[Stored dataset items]
*****

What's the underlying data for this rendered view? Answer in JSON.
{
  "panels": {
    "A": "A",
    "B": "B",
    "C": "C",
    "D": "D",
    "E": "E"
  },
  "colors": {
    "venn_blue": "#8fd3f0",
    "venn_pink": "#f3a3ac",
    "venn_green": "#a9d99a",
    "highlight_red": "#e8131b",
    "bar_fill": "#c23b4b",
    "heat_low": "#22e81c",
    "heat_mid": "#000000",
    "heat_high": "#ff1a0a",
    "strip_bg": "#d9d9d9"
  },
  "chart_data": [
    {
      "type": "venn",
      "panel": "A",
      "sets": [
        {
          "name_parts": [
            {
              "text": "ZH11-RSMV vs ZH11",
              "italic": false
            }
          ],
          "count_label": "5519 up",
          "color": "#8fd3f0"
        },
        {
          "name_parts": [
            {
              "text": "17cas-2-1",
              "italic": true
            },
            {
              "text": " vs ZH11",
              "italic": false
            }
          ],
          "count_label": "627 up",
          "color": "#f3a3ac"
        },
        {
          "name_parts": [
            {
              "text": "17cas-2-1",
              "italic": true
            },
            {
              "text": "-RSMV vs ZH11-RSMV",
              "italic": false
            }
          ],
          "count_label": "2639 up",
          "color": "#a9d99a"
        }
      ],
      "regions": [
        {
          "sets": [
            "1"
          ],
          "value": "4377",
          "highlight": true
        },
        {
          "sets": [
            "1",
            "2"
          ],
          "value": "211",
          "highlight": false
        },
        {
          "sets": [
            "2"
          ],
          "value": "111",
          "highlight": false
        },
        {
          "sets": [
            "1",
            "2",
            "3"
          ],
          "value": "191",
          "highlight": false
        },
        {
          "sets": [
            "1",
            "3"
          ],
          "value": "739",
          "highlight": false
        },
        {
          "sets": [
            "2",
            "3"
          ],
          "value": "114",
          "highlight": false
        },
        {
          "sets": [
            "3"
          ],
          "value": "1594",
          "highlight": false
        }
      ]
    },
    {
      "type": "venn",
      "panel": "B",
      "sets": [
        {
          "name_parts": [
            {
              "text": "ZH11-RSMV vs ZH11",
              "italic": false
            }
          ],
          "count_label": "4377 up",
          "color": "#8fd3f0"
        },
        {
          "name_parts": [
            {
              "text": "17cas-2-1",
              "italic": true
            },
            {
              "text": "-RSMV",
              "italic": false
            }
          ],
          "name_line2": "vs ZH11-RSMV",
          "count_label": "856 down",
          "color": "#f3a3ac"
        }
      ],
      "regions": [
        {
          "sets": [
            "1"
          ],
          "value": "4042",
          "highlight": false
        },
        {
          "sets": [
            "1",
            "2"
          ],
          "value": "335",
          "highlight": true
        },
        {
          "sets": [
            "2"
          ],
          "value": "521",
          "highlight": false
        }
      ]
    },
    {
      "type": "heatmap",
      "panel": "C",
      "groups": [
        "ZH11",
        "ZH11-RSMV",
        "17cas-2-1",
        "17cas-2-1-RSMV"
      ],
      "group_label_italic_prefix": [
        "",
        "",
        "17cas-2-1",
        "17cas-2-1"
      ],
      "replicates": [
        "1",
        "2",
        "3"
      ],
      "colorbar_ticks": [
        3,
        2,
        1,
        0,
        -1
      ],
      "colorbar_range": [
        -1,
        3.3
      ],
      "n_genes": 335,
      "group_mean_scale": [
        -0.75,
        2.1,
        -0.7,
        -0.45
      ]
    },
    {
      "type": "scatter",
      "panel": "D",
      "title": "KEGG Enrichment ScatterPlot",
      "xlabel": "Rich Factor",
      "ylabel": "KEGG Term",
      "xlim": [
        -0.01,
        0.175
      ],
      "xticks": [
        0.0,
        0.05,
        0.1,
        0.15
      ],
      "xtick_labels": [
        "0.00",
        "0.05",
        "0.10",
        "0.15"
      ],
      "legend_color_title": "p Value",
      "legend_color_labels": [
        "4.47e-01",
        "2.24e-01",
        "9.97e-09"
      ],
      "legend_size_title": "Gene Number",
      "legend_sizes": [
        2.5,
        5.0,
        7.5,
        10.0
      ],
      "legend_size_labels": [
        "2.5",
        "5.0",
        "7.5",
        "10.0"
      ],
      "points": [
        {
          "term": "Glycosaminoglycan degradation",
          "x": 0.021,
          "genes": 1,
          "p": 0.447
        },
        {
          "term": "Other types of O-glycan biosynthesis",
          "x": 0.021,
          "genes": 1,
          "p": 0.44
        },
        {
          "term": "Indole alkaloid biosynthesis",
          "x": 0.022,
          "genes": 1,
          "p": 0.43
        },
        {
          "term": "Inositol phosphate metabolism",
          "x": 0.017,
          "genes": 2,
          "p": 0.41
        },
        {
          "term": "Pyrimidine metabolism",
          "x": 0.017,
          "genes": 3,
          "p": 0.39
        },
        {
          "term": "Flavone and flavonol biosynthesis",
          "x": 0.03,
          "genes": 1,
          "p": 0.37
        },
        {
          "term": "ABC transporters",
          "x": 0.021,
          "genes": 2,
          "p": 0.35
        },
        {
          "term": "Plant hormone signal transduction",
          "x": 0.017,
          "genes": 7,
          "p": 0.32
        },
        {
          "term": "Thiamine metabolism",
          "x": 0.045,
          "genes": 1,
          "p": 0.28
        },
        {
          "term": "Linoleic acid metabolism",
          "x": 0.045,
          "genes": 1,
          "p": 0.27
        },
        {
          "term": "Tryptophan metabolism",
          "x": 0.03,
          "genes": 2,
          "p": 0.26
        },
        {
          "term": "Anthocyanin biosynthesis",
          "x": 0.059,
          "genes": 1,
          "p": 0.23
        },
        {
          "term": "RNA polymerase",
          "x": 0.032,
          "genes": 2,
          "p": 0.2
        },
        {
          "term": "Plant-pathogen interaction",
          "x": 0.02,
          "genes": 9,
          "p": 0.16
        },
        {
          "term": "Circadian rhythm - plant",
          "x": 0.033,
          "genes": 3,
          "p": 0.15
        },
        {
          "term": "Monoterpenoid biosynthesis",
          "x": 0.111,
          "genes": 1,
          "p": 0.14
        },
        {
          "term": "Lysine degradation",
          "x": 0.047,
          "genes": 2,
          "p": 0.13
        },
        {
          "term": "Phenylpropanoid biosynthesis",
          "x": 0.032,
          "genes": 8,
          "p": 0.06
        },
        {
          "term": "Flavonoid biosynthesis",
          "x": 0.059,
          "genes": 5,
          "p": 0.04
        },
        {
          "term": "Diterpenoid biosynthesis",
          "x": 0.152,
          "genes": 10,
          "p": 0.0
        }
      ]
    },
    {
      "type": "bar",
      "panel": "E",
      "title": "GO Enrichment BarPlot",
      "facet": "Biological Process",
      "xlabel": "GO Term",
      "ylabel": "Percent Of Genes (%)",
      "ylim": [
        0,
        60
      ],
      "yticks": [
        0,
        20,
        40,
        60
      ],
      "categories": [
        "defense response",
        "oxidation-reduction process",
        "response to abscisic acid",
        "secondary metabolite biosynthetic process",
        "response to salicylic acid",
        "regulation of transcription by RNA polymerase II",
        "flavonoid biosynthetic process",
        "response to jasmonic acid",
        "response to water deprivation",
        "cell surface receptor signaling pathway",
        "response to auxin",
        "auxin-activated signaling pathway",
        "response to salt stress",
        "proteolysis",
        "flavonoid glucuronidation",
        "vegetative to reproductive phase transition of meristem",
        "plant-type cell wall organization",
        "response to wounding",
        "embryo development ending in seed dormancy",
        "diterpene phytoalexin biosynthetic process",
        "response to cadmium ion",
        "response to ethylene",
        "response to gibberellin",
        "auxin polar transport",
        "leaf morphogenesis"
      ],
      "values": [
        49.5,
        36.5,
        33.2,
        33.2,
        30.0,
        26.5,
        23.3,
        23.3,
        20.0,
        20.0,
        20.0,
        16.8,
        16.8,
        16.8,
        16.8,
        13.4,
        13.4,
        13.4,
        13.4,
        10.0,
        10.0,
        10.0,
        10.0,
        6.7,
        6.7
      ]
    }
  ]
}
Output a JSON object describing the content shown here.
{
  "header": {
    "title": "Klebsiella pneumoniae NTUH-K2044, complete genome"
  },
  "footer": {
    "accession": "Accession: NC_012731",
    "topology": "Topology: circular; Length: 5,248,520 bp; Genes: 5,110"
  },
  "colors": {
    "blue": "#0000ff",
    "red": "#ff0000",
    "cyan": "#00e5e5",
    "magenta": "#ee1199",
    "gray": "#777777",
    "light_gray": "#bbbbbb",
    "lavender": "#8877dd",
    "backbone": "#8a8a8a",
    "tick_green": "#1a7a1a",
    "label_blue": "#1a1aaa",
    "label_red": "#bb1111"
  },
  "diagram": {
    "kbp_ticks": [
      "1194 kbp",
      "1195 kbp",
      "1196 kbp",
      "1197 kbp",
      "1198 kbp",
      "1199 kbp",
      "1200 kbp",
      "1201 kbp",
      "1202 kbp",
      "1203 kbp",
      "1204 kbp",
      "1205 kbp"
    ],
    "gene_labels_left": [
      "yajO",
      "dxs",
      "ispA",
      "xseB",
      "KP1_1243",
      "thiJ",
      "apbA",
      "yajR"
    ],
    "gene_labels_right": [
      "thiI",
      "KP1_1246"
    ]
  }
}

*****

● What needs to be done: Please go through the data and copy each line containing the word "RSMV".

● Result:
              "text": "ZH11-RSMV vs ZH11",
              "text": "-RSMV vs ZH11-RSMV",
              "text": "ZH11-RSMV vs ZH11",
              "text": "-RSMV",
          "name_line2": "vs ZH11-RSMV",
        "ZH11-RSMV",
        "17cas-2-1-RSMV"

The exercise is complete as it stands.